Figure collection entries
.....

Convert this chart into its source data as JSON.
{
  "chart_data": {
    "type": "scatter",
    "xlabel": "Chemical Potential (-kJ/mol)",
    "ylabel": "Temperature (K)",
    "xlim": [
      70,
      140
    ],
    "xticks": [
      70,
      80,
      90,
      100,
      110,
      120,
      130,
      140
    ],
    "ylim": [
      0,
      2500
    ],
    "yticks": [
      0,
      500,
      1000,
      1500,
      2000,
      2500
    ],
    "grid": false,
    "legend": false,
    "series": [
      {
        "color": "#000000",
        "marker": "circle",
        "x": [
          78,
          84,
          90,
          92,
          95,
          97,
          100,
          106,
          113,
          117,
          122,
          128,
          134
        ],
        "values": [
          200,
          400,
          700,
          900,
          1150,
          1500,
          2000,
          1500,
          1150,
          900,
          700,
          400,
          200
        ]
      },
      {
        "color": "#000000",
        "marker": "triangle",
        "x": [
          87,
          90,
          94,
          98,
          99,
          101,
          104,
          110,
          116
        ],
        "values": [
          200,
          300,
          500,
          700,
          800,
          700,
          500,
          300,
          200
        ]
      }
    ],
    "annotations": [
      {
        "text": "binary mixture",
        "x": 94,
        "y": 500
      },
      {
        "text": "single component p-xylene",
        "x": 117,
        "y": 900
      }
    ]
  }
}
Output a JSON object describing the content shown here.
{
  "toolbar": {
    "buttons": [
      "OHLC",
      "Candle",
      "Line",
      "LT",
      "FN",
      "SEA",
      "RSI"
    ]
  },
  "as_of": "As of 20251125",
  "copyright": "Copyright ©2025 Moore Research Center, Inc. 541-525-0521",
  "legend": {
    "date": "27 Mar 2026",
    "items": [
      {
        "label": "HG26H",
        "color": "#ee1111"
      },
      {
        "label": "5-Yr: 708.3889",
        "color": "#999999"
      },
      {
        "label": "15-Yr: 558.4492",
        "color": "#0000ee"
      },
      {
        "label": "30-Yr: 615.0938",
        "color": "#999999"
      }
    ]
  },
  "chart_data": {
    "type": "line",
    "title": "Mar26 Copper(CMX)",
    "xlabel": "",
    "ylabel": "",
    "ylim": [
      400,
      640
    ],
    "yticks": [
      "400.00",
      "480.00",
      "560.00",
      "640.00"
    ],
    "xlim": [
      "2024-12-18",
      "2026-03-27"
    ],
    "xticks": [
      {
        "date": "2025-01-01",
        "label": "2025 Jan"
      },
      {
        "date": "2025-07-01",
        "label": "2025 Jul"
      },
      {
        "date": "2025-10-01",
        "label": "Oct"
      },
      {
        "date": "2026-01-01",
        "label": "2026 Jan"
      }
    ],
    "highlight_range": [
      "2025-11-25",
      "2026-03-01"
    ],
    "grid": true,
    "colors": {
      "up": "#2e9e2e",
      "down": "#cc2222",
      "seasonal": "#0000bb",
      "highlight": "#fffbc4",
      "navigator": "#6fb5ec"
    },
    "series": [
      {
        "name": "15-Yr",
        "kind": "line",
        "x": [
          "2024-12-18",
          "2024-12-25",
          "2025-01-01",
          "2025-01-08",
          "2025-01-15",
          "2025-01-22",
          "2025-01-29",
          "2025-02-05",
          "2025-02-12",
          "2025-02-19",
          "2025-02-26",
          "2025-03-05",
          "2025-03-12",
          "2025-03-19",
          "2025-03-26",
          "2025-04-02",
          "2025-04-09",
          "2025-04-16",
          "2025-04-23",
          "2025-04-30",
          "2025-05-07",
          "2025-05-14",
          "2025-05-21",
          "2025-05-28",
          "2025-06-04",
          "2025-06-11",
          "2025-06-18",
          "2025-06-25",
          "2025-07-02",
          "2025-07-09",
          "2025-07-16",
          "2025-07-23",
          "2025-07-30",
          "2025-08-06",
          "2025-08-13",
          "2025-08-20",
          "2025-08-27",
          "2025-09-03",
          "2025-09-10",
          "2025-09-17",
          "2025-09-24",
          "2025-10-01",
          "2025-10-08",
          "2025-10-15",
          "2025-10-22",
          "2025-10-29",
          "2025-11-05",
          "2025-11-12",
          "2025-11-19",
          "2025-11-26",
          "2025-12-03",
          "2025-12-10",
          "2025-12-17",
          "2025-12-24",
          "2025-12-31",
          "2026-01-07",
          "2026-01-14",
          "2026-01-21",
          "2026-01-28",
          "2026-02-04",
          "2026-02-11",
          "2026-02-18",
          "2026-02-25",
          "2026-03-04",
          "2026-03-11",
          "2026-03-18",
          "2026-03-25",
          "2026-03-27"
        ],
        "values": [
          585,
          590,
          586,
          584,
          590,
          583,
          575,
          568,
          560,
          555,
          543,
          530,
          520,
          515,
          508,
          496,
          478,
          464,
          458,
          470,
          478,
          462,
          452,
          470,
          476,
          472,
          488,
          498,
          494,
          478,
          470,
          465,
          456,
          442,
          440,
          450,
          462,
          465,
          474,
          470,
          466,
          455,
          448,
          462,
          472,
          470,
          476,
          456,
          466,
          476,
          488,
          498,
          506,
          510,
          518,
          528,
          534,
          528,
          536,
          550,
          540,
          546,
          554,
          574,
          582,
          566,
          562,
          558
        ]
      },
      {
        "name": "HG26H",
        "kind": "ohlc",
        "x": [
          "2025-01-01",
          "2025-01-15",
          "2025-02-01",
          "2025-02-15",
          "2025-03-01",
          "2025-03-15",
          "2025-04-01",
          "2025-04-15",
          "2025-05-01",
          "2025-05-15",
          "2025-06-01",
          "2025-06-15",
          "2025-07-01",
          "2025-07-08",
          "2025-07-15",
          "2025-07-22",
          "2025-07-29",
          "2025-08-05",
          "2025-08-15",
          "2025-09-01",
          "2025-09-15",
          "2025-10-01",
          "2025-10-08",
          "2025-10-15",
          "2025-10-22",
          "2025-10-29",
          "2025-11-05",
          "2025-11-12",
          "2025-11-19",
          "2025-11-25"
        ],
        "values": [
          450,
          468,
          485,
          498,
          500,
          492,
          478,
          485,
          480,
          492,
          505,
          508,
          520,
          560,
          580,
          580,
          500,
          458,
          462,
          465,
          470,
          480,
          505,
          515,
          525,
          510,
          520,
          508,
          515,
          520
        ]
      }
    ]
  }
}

.....

**Exercise:** Exactly how many lines contain "JSON"? State the number and nothing else.

**Answer to this problem:** 2